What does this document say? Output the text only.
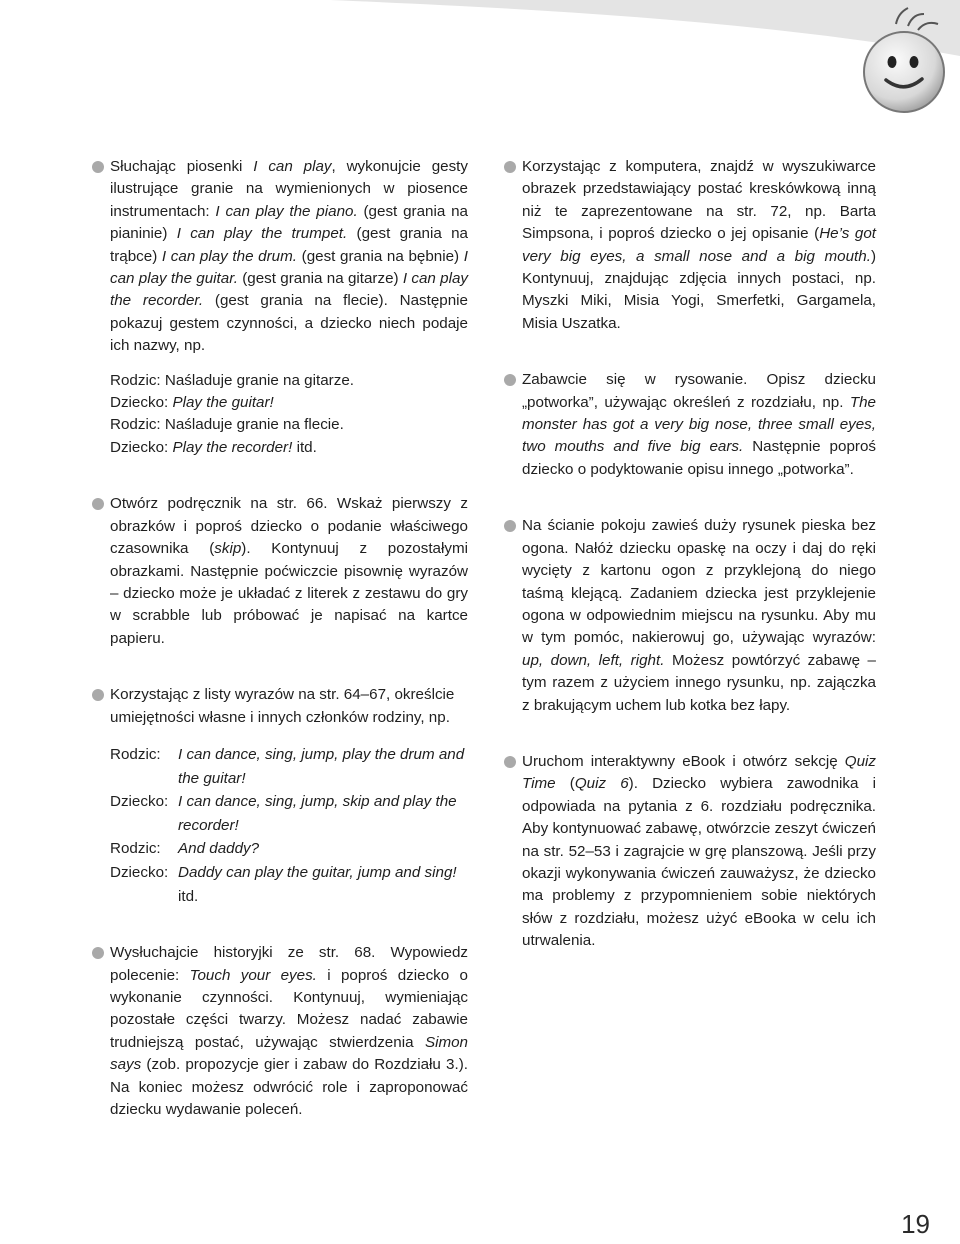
Słuchając piosenki I can play, wykonujcie gesty ilustrujące granie na wymienionych w piosence instrumentach: I can play the piano. (gest grania na pianinie) I can play the trumpet. (gest grania na trąbce) I can play the drum. (gest grania na bębnie) I can play the guitar. (gest grania na gitarze) I can play the recorder. (gest grania na flecie). Następnie pokazuj gestem czynności, a dziecko niech podaje ich nazwy, np.

Rodzic: Naśladuje granie na gitarze.

Dziecko: Play the guitar!

Rodzic: Naśladuje granie na flecie.

Dziecko: Play the recorder! itd.

Otwórz podręcznik na str. 66. Wskaż pierwszy z obrazków i poproś dziecko o podanie właściwego czasownika (skip). Kontynuuj z pozostałymi obrazkami. Następnie poćwiczcie pisownię wyrazów – dziecko może je układać z literek z zestawu do gry w scrabble lub próbować je napisać na kartce papieru.

Korzystając z listy wyrazów na str. 64–67, określcie umiejętności własne i innych członków rodziny, np.

Rodzic:	I can dance, sing, jump, play the drum and the guitar!
Dziecko: I can dance, sing, jump, skip and play the recorder!
Rodzic:	And daddy?
Dziecko: Daddy can play the guitar, jump and sing! itd.

Wysłuchajcie historyjki ze str. 68. Wypowiedz polecenie: Touch your eyes. i poproś dziecko o wykonanie czynności. Kontynuuj, wymieniając pozostałe części twarzy. Możesz nadać zabawie trudniejszą postać, używając stwierdzenia Simon says (zob. propozycje gier i zabaw do Rozdziału 3.). Na koniec możesz odwrócić role i zaproponować dziecku wydawanie poleceń.

Korzystając z komputera, znajdź w wyszukiwarce obrazek przedstawiający postać kreskówkową inną niż te zaprezentowane na str. 72, np. Barta Simpsona, i poproś dziecko o jej opisanie (He’s got very big eyes, a small nose and a big mouth.) Kontynuuj, znajdując zdjęcia innych postaci, np. Myszki Miki, Misia Yogi, Smerfetki, Gargamela, Misia Uszatka.

Zabawcie się w rysowanie. Opisz dziecku „potworka”, używając określeń z rozdziału, np. The monster has got a very big nose, three small eyes, two mouths and five big ears. Następnie poproś dziecko o podyktowanie opisu innego „potworka”.

Na ścianie pokoju zawieś duży rysunek pieska bez ogona. Nałóż dziecku opaskę na oczy i daj do ręki wycięty z kartonu ogon z przyklejoną do niego taśmą klejącą. Zadaniem dziecka jest przyklejenie ogona w odpowiednim miejscu na rysunku. Aby mu w tym pomóc, nakierowuj go, używając wyrazów: up, down, left, right. Możesz powtórzyć zabawę – tym razem z użyciem innego rysunku, np. zajączka z brakującym uchem lub kotka bez łapy.

Uruchom interaktywny eBook i otwórz sekcję Quiz Time (Quiz 6). Dziecko wybiera zawodnika i odpowiada na pytania z 6. rozdziału podręcznika. Aby kontynuować zabawę, otwórzcie zeszyt ćwiczeń na str. 52–53 i zagrajcie w grę planszową. Jeśli przy okazji wykonywania ćwiczeń zauważysz, że dziecko ma problemy z przypomnieniem sobie niektórych słów z rozdziału, możesz użyć eBooka w celu ich utrwalenia.

19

- - - - - - -

### Aim of the task
Tell how many lines contain the word "nose", using only the number.

### Task solution
2